(Written request) In the memblock discussion, rewrite the passage that begins at "Thank you for" and stops after "(memory && !reserved)", renaming every "allocate" as "reserve".

This still does not explain why you need such regions.

As Wei Yang explained, memblock does not allocate memory from
memblock.reserved. The memblock.reserved array represents memory that is in
use by firmware or by early kernel allocations and cannot be freed to page
allocator.

If you have a region that's _NOMAP in memblock.memory and is absent in
memblock.reserved it will not be mapped by the kernel page tables, but it
will be considered as free memory by the core mm. 

Is this really what you want?
 
> example : arch/arm64/boot/dts/freescale/fsl-ls1043a.dtsi
>         reserved-memory {
>                 #address-cells = <2>;
>                 #size-cells = <2>;
>                 ranges;
> 
>                 bman_fbpr: bman-fbpr {
>                         compatible = "shared-dma-pool";
>                         size = <0 0x1000000>;
>                         alignment = <0 0x1000000>;
>                         no-map;
>                 };
> 
>                 qman_fqd: qman-fqd {
>                         compatible = "shared-dma-pool";
>                         size = <0 0x400000>;
>                         alignment = <0 0x400000>;
>                         no-map;
>                 };
> 
>                 qman_pfdr: qman-pfdr {
>                         compatible = "shared-dma-pool";
>                         size = <0 0x2000000>;
>                         alignment = <0 0x2000000>;
>                         no-map;
>                 };
>         };
>
DaeRo Lee April 18, 2024, 2:54 p.m. UTC | #3
2024년 4월 17일 (수) 오후 3:03, Mike Rapoport <rppt@kernel.org>님이 작성:
>
> On Tue, Apr 16, 2024 at 09:06:35PM +0900, skseofh@gmail.com wrote:
> > From: Daero Lee <daero_le.lee@samsung.com>
> >
> > Like reserved-memory with the 'no-map' property and only 'size' property
> > (w/o 'reg' property), there are memory regions need to be allocated in
> > memblock.memory marked with the MEMBLOCK_NOMAP flag, but should not be
> > allocated in memblock.reserved.
>
> This still does not explain why you need such regions.
>
> As Wei Yang explained, memblock does not allocate memory from
> memblock.reserved. The memblock.reserved array represents memory that is in
> use by firmware or by early kernel allocations and cannot be freed to page
> allocator.
Thank you for your comments. I used the wrong word.
When I use 'allocate', I mean that the region 'adds' to the memblock.reserved.

>
> If you have a region that's _NOMAP in memblock.memory and is absent in
> memblock.reserved it will not be mapped by the kernel page tables, but it
> will be considered as free memory by the core mm.
>
> Is this really what you want?
If my understanding is right, before freeing (memory && !reserved)

(Records)
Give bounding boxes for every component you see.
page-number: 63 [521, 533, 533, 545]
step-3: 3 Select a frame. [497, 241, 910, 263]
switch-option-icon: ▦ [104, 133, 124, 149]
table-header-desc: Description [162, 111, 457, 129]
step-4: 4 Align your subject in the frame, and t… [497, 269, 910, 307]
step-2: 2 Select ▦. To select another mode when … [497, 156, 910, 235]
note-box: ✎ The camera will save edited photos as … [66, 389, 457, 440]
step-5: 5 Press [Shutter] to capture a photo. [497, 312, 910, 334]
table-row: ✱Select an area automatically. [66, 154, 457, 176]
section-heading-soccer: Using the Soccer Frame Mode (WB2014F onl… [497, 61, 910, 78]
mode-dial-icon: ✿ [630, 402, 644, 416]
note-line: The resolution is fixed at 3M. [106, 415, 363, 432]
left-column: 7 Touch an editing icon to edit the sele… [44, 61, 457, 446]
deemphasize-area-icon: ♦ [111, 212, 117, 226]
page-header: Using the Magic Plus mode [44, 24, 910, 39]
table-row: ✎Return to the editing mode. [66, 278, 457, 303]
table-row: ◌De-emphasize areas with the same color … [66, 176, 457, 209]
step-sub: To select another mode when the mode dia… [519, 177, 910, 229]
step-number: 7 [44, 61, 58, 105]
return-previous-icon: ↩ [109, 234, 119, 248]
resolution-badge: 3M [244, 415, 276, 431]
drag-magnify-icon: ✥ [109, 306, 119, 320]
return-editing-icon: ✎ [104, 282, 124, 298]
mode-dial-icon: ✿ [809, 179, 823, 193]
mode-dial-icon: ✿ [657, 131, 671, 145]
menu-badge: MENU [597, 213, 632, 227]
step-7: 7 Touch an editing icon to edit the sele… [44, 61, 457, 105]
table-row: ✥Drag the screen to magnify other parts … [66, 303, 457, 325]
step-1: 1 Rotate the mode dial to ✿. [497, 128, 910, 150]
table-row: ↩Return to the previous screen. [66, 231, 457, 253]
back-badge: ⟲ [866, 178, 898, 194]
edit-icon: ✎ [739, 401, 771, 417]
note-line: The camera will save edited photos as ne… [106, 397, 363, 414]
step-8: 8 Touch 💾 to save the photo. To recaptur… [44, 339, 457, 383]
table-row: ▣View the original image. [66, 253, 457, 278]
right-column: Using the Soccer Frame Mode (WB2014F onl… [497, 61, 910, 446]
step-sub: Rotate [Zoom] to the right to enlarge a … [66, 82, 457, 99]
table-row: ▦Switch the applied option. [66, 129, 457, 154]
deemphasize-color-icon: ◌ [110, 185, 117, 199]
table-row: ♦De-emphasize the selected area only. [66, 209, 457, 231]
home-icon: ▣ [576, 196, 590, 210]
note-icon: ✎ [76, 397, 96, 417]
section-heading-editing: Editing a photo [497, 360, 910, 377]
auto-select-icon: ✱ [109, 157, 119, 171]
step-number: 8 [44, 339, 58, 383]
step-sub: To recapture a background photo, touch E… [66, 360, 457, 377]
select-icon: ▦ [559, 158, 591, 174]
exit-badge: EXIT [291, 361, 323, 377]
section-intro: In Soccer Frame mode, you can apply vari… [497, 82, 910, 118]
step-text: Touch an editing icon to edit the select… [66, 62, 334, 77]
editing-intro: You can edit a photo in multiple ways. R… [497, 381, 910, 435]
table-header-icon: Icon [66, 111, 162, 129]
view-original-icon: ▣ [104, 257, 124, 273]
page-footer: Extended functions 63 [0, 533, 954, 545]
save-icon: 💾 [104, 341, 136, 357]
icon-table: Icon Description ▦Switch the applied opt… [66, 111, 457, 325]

(The response)
Thank you for your comments. I used the wrong word.
When I use 'reserve', I mean that the region 'adds' to the memblock.reserved.

>
> If you have a region that's _NOMAP in memblock.memory and is absent in
> memblock.reserved it will not be mapped by the kernel page tables, but it
> will be considered as free memory by the core mm.
>
> Is this really what you want?
If my understanding is right, before freeing (memory && !reserved)